Exercise requirements — Reproduce every entry below, substituting "Time Since Midnight" for "Time of Day" and leaving everything else unchanged.

:::

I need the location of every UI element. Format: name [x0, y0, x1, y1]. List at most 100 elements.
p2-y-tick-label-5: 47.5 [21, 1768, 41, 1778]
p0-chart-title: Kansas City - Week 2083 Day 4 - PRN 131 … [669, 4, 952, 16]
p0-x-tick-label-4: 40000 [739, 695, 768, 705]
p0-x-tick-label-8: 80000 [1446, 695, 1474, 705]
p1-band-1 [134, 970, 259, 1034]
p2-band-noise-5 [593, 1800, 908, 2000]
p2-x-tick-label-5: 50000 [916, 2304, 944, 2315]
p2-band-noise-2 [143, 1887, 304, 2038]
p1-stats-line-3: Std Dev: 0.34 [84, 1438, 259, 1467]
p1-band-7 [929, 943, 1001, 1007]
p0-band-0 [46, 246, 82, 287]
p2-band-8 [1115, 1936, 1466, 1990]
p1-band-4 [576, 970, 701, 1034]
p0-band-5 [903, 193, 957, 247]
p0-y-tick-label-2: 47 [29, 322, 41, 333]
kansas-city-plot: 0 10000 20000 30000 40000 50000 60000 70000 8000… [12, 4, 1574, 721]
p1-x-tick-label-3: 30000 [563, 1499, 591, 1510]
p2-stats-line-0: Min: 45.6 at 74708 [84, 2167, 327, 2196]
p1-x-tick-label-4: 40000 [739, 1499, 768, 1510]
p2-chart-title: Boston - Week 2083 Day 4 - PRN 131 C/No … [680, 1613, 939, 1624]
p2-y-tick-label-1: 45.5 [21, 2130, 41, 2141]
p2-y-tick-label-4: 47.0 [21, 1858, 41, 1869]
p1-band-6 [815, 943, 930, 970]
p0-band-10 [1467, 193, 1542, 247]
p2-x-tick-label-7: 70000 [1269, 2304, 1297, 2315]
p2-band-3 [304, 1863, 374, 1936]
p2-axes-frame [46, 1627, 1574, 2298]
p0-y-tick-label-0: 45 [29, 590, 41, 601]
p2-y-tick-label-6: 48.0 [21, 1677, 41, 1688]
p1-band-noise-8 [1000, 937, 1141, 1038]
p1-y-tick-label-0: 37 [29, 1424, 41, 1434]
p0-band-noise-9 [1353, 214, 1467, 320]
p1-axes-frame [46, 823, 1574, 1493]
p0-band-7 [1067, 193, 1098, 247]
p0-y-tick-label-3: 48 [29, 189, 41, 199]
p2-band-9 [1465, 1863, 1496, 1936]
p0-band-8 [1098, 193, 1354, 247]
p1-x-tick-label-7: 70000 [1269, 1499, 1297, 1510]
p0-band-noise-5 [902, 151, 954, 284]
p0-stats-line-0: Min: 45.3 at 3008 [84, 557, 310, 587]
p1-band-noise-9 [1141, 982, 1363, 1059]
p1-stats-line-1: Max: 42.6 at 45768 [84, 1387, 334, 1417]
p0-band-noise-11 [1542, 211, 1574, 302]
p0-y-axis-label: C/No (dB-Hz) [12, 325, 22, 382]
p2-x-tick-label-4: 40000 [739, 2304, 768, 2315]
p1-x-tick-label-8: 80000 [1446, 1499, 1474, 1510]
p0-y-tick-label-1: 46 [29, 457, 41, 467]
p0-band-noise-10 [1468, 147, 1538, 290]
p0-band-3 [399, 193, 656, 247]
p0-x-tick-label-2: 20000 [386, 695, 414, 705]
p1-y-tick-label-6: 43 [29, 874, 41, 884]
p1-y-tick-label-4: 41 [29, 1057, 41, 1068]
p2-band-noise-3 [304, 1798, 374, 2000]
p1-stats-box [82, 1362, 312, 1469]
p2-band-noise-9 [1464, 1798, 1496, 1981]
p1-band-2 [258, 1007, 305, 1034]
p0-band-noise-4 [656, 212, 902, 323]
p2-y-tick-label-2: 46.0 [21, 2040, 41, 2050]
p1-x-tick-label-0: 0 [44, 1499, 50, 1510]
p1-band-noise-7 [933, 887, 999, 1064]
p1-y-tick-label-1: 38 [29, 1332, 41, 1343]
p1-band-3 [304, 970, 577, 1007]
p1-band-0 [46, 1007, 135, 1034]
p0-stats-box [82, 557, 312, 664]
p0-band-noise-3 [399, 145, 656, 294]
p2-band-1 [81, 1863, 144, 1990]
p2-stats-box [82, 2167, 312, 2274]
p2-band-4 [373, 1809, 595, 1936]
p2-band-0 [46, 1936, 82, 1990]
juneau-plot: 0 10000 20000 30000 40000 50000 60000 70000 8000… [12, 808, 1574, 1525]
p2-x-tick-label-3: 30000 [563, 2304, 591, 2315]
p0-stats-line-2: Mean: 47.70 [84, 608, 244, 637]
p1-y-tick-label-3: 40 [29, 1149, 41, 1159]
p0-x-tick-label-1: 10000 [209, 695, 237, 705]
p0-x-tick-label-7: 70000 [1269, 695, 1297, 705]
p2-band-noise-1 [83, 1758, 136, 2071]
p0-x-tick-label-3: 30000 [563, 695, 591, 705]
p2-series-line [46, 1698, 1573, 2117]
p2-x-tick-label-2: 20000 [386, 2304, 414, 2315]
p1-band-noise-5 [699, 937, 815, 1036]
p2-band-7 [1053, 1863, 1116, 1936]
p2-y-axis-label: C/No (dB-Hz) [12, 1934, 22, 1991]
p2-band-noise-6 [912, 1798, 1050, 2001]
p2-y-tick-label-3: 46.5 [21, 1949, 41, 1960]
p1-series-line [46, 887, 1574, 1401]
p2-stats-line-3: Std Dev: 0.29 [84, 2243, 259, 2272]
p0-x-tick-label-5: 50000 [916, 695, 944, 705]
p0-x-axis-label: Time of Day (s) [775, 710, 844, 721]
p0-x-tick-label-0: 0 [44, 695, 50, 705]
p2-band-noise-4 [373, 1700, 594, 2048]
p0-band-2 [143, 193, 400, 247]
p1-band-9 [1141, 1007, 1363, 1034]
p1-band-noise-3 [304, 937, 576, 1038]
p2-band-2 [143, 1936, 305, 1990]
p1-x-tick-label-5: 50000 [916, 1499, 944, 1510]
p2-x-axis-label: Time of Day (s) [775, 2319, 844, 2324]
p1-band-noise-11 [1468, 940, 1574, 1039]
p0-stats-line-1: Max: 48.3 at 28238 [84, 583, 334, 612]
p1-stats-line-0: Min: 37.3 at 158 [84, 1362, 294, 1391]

:::

Solution to the problem —
I need the location of every UI element. Format: name [x0, y0, x1, y1]. List at most 100 elements.
p2-y-tick-label-5: 47.5 [21, 1768, 41, 1778]
p0-chart-title: Kansas City - Week 2083 Day 4 - PRN 131 … [669, 4, 952, 16]
p0-x-tick-label-4: 40000 [739, 695, 768, 705]
p0-x-tick-label-8: 80000 [1446, 695, 1474, 705]
p1-band-1 [134, 970, 259, 1034]
p2-band-noise-5 [593, 1800, 908, 2000]
p2-x-tick-label-5: 50000 [916, 2304, 944, 2315]
p2-band-noise-2 [143, 1887, 304, 2038]
p1-stats-line-3: Std Dev: 0.34 [84, 1438, 259, 1467]
p1-band-7 [929, 943, 1001, 1007]
p0-band-0 [46, 246, 82, 287]
p2-band-8 [1115, 1936, 1466, 1990]
p1-band-4 [576, 970, 701, 1034]
p0-band-5 [903, 193, 957, 247]
p0-y-tick-label-2: 47 [29, 322, 41, 333]
kansas-city-plot: 0 10000 20000 30000 40000 50000 60000 70000 8000… [12, 4, 1574, 721]
p1-x-tick-label-3: 30000 [563, 1499, 591, 1510]
p2-stats-line-0: Min: 45.6 at 74708 [84, 2167, 327, 2196]
p1-x-tick-label-4: 40000 [739, 1499, 768, 1510]
p2-chart-title: Boston - Week 2083 Day 4 - PRN 131 C/No … [680, 1613, 939, 1624]
p2-y-tick-label-1: 45.5 [21, 2130, 41, 2141]
p2-y-tick-label-4: 47.0 [21, 1858, 41, 1869]
p1-band-6 [815, 943, 930, 970]
p0-band-10 [1467, 193, 1542, 247]
p2-x-tick-label-7: 70000 [1269, 2304, 1297, 2315]
p2-band-3 [304, 1863, 374, 1936]
p2-axes-frame [46, 1627, 1574, 2298]
p0-y-tick-label-0: 45 [29, 590, 41, 601]
p2-y-tick-label-6: 48.0 [21, 1677, 41, 1688]
p1-band-noise-8 [1000, 937, 1141, 1038]
p1-y-tick-label-0: 37 [29, 1424, 41, 1434]
p0-band-noise-9 [1353, 214, 1467, 320]
p1-axes-frame [46, 823, 1574, 1493]
p0-band-7 [1067, 193, 1098, 247]
p0-y-tick-label-3: 48 [29, 189, 41, 199]
p2-band-9 [1465, 1863, 1496, 1936]
p0-band-8 [1098, 193, 1354, 247]
p1-x-tick-label-7: 70000 [1269, 1499, 1297, 1510]
p0-band-noise-5 [902, 151, 954, 284]
p0-stats-line-0: Min: 45.3 at 3008 [84, 557, 310, 587]
p1-band-noise-9 [1141, 982, 1363, 1059]
p1-stats-line-1: Max: 42.6 at 45768 [84, 1387, 334, 1417]
p0-band-noise-11 [1542, 211, 1574, 302]
p0-y-axis-label: C/No (dB-Hz) [12, 325, 22, 382]
p2-x-tick-label-4: 40000 [739, 2304, 768, 2315]
p1-x-tick-label-8: 80000 [1446, 1499, 1474, 1510]
p0-y-tick-label-1: 46 [29, 457, 41, 467]
p0-band-noise-10 [1468, 147, 1538, 290]
p0-band-3 [399, 193, 656, 247]
p0-x-tick-label-2: 20000 [386, 695, 414, 705]
p1-y-tick-label-6: 43 [29, 874, 41, 884]
p1-y-tick-label-4: 41 [29, 1057, 41, 1068]
p2-band-noise-3 [304, 1798, 374, 2000]
p1-stats-box [82, 1362, 312, 1469]
p2-band-noise-9 [1464, 1798, 1496, 1981]
p1-band-2 [258, 1007, 305, 1034]
p0-band-noise-4 [656, 212, 902, 323]
p2-y-tick-label-2: 46.0 [21, 2040, 41, 2050]
p1-x-tick-label-0: 0 [44, 1499, 50, 1510]
p1-band-noise-7 [933, 887, 999, 1064]
p1-y-tick-label-1: 38 [29, 1332, 41, 1343]
p1-band-3 [304, 970, 577, 1007]
p1-band-0 [46, 1007, 135, 1034]
p0-stats-box [82, 557, 312, 664]
p0-band-noise-3 [399, 145, 656, 294]
p2-band-1 [81, 1863, 144, 1990]
p2-stats-box [82, 2167, 312, 2274]
p2-band-4 [373, 1809, 595, 1936]
p2-band-0 [46, 1936, 82, 1990]
juneau-plot: 0 10000 20000 30000 40000 50000 60000 70000 8000… [12, 808, 1574, 1525]
p2-x-tick-label-3: 30000 [563, 2304, 591, 2315]
p0-stats-line-2: Mean: 47.70 [84, 608, 244, 637]
p1-y-tick-label-3: 40 [29, 1149, 41, 1159]
p0-x-tick-label-1: 10000 [209, 695, 237, 705]
p0-x-tick-label-7: 70000 [1269, 695, 1297, 705]
p2-band-noise-1 [83, 1758, 136, 2071]
p0-x-tick-label-3: 30000 [563, 695, 591, 705]
p2-series-line [46, 1698, 1573, 2117]
p2-x-tick-label-2: 20000 [386, 2304, 414, 2315]
p1-band-noise-5 [699, 937, 815, 1036]
p2-band-7 [1053, 1863, 1116, 1936]
p2-y-axis-label: C/No (dB-Hz) [12, 1934, 22, 1991]
p2-band-noise-6 [912, 1798, 1050, 2001]
p2-y-tick-label-3: 46.5 [21, 1949, 41, 1960]
p1-series-line [46, 887, 1574, 1401]
p2-stats-line-3: Std Dev: 0.29 [84, 2243, 259, 2272]
p0-x-tick-label-5: 50000 [916, 695, 944, 705]
p0-x-axis-label: Time Since Midnight (s) [775, 710, 844, 721]
p0-x-tick-label-0: 0 [44, 695, 50, 705]
p2-band-noise-4 [373, 1700, 594, 2048]
p0-band-2 [143, 193, 400, 247]
p1-band-9 [1141, 1007, 1363, 1034]
p1-band-noise-3 [304, 937, 576, 1038]
p2-band-2 [143, 1936, 305, 1990]
p1-x-tick-label-5: 50000 [916, 1499, 944, 1510]
p2-x-axis-label: Time Since Midnight (s) [775, 2319, 844, 2324]
p1-band-noise-11 [1468, 940, 1574, 1039]
p0-stats-line-1: Max: 48.3 at 28238 [84, 583, 334, 612]
p1-stats-line-0: Min: 37.3 at 158 [84, 1362, 294, 1391]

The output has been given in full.